TO BE DONE -> Search the records for the word "presents" and pick out every line that has it.

*** MATERIAL TO PROCESS

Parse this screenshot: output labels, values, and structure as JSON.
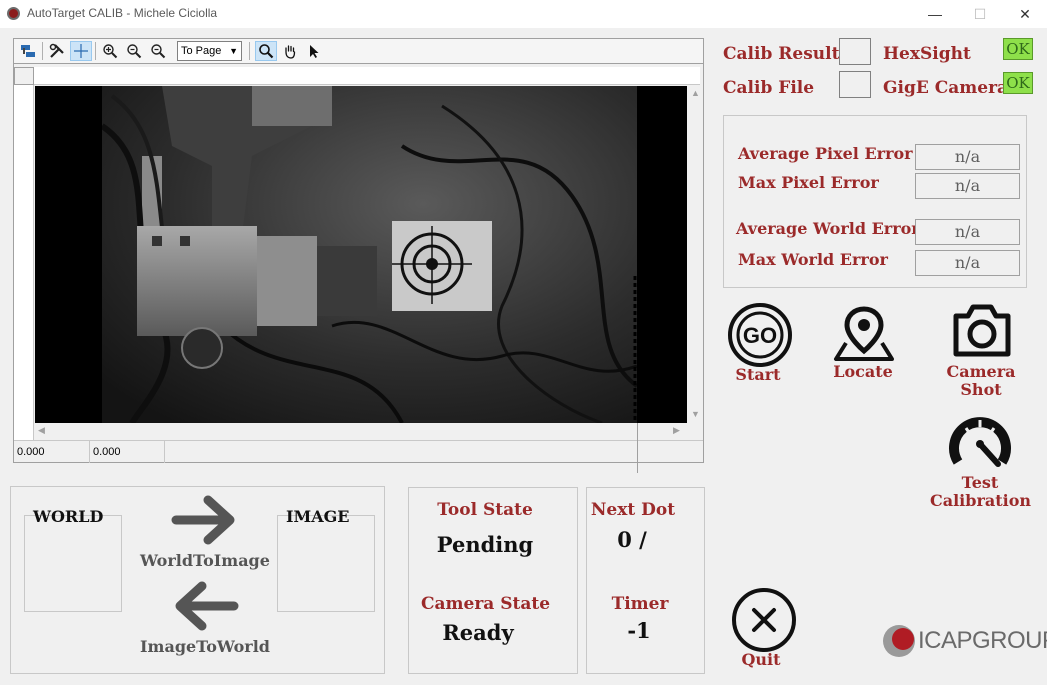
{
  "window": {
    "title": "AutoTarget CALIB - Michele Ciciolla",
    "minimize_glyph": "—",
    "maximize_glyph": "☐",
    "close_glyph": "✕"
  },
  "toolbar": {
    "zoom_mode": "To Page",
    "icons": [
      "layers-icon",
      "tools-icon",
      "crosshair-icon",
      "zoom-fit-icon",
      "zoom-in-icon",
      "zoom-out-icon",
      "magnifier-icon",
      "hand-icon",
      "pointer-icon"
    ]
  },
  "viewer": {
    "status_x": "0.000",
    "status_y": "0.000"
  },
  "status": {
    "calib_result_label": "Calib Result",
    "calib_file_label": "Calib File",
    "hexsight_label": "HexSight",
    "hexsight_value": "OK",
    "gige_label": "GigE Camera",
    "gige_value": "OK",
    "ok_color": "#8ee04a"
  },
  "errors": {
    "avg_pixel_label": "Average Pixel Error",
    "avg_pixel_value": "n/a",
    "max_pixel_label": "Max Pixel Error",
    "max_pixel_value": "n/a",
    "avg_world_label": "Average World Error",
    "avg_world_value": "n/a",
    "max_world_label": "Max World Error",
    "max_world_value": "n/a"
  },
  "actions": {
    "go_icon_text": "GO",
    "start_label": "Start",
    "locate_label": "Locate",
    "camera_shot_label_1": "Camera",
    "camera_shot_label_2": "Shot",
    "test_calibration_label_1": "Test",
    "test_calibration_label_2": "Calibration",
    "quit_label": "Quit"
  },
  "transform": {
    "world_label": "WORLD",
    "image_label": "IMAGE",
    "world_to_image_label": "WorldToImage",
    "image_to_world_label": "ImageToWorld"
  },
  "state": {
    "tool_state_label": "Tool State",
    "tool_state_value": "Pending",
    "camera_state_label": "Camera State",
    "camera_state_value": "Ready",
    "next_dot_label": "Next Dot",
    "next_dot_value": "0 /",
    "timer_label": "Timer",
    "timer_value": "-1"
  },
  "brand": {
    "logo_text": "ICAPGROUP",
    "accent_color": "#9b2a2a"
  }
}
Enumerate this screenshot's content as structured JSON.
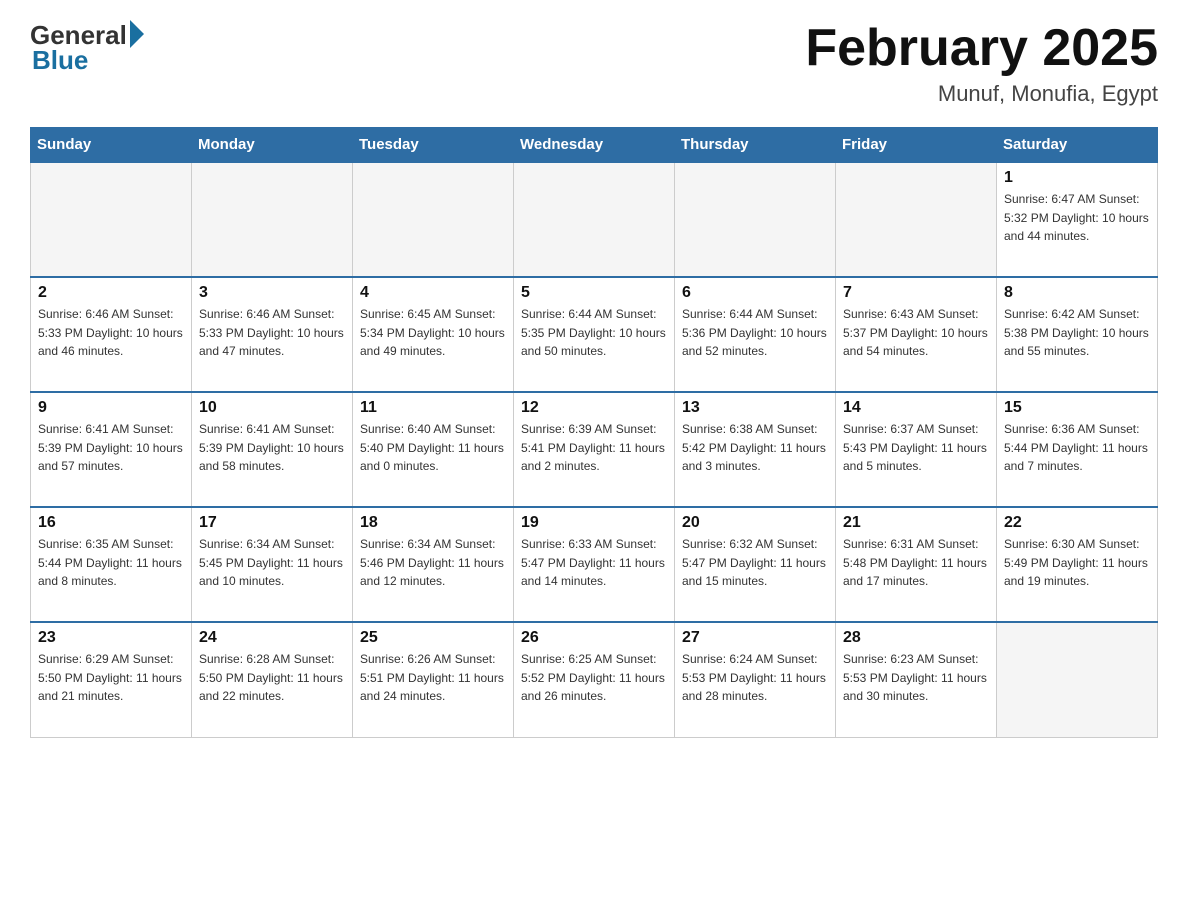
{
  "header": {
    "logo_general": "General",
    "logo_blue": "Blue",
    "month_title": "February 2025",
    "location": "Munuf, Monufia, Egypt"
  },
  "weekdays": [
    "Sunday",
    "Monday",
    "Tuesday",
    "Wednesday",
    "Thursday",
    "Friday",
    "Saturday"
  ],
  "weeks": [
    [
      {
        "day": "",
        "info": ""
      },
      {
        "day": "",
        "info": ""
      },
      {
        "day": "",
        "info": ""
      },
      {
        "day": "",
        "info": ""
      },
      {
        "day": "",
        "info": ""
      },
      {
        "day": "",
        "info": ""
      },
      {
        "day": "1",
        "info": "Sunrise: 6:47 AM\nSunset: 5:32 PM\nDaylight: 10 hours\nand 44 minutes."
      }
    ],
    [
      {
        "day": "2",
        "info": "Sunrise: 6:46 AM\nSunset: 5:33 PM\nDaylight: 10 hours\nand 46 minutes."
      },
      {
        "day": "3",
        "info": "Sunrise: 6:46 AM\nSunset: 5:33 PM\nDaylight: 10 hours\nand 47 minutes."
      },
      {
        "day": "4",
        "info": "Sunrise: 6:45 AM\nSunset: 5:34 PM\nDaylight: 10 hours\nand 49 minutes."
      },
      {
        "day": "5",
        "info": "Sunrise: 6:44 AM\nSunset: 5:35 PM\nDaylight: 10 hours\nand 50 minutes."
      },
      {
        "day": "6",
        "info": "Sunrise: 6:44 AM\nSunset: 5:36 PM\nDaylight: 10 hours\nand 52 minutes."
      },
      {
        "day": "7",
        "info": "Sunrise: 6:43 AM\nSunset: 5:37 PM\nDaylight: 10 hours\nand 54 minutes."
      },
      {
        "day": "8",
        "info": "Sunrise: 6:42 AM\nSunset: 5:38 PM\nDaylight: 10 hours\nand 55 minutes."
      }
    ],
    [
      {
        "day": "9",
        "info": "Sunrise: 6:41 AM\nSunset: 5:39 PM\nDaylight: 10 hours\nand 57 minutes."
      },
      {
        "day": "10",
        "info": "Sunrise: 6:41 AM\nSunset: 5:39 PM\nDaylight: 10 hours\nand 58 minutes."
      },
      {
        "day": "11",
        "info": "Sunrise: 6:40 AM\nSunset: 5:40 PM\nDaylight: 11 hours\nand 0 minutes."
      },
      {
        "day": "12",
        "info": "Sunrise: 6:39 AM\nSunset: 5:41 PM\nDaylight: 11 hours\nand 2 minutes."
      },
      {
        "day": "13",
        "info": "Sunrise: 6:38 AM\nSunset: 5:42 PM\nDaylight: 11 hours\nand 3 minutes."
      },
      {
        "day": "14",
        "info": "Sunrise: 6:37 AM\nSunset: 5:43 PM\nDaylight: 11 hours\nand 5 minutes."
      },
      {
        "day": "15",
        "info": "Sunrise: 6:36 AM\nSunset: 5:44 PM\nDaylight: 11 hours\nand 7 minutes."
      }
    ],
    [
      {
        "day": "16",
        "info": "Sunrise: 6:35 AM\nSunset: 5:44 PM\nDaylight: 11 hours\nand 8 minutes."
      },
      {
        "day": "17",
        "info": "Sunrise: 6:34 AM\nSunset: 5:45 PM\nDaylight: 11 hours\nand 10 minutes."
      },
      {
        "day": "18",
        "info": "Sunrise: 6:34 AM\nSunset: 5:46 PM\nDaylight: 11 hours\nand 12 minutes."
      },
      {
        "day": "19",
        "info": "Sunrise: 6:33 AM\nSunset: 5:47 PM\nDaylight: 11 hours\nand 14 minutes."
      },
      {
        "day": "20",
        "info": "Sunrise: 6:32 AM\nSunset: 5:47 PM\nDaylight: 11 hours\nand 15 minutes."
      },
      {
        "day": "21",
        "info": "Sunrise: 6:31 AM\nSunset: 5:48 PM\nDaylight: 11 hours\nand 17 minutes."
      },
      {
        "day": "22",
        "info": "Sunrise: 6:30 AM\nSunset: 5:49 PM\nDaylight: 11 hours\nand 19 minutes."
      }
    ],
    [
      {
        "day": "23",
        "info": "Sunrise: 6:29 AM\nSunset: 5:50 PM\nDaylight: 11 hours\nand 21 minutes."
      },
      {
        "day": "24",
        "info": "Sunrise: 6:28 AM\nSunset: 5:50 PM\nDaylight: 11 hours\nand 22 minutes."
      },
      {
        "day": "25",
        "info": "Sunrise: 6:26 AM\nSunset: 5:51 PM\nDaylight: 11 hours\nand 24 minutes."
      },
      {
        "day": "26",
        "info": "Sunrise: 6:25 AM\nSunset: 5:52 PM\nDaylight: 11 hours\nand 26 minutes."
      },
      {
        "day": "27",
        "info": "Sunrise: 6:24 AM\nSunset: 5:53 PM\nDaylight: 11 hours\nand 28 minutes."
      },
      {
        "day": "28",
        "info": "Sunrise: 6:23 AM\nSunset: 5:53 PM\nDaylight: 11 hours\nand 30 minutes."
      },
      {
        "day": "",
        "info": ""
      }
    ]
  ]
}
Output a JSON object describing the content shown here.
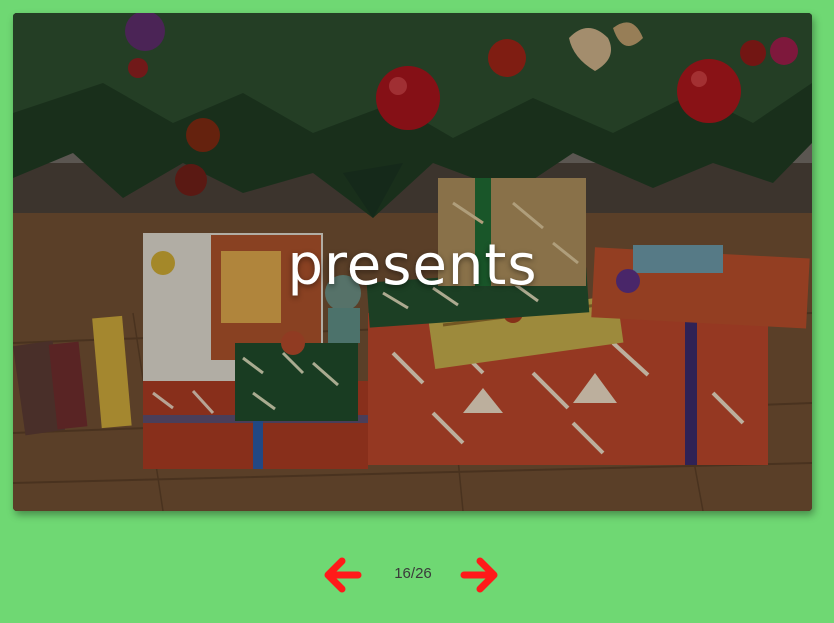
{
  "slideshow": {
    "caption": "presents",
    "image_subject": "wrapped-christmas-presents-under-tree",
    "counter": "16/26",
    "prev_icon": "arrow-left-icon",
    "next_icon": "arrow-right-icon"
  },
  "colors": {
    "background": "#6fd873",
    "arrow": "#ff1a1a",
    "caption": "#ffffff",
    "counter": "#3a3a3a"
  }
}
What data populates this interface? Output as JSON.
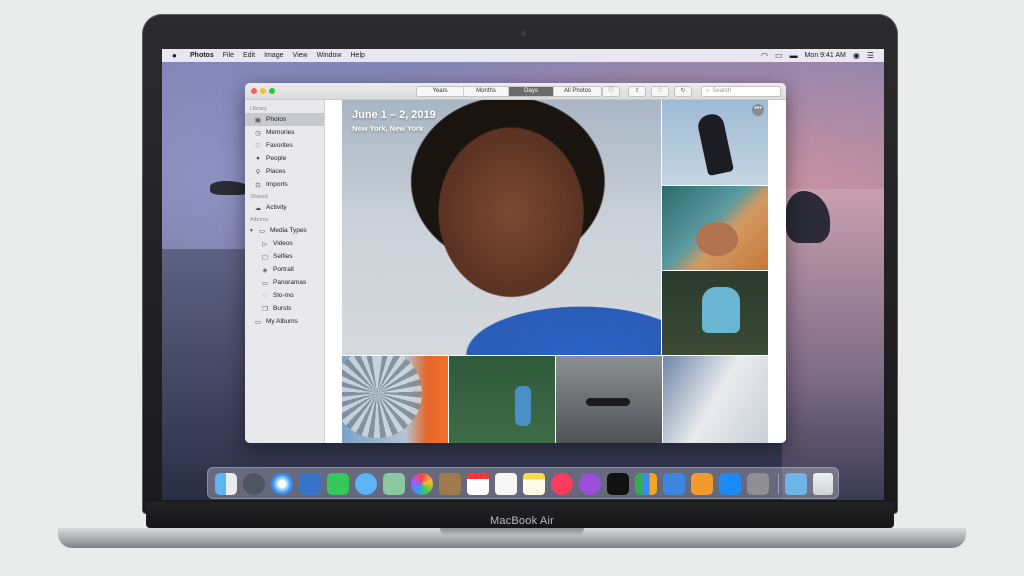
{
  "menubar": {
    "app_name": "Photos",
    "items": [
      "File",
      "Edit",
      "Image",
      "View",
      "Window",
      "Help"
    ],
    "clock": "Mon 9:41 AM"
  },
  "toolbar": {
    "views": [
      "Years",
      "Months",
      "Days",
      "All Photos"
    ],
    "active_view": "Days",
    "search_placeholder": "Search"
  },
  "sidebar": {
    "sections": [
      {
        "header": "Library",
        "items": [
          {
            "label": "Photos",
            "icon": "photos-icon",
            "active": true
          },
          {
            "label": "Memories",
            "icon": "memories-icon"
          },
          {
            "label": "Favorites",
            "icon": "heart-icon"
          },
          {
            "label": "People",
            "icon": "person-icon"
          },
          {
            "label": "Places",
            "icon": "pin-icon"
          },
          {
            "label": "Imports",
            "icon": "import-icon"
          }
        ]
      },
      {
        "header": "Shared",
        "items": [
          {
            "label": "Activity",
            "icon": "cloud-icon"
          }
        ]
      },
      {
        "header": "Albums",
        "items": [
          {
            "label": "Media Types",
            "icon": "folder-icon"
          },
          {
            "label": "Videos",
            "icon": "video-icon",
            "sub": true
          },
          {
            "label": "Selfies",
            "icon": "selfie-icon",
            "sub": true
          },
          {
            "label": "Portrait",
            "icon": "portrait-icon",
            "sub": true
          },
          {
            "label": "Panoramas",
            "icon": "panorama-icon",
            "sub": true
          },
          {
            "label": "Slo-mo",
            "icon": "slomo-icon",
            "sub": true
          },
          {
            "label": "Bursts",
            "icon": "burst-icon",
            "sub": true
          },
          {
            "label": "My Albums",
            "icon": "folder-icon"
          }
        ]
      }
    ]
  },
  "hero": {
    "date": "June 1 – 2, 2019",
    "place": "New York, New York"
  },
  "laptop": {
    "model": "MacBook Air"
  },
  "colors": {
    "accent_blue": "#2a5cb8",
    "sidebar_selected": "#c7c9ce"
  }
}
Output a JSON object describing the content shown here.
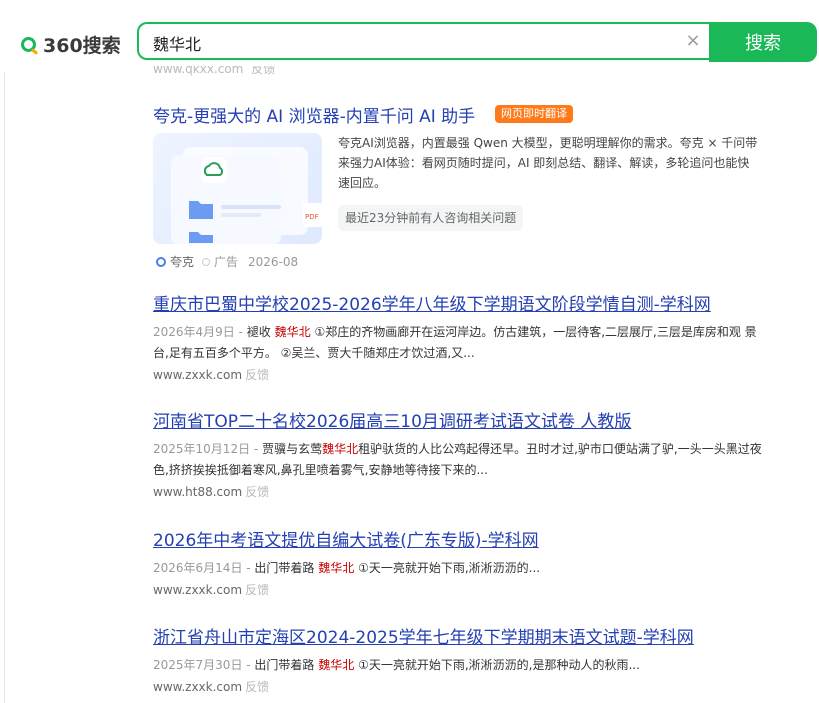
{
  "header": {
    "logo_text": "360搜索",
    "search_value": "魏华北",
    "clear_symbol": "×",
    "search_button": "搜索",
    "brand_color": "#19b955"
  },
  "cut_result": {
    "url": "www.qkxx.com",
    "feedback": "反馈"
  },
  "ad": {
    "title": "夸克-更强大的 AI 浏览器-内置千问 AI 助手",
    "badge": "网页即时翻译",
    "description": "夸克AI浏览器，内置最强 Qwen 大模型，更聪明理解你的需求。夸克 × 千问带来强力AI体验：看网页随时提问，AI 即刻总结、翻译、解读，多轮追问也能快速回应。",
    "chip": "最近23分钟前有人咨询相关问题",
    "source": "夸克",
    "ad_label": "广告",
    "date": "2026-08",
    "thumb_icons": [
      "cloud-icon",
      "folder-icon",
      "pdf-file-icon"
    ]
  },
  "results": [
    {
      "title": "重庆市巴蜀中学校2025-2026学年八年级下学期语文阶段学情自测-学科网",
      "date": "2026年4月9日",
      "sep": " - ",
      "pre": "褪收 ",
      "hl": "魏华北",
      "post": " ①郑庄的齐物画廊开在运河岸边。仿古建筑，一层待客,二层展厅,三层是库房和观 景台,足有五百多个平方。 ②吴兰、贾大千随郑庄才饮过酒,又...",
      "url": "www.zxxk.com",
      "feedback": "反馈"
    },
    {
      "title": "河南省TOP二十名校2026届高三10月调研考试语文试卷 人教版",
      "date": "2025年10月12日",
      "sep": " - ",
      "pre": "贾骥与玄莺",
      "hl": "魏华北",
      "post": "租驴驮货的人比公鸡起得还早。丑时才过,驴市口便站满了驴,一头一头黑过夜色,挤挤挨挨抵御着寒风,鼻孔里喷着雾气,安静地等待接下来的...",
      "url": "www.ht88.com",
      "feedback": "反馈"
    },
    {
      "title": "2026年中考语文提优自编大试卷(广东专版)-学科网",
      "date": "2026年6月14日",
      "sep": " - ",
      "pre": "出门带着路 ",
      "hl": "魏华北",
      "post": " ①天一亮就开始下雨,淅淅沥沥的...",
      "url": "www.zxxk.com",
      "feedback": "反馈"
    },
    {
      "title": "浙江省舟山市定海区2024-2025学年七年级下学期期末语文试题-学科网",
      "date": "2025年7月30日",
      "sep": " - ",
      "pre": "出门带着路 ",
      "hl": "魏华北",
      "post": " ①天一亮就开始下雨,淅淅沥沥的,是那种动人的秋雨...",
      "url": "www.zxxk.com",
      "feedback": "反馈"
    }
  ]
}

******

RESPONSE ->
    "caption": "presents",
    "image_subject": "wrapped-christmas-presents-under-tree",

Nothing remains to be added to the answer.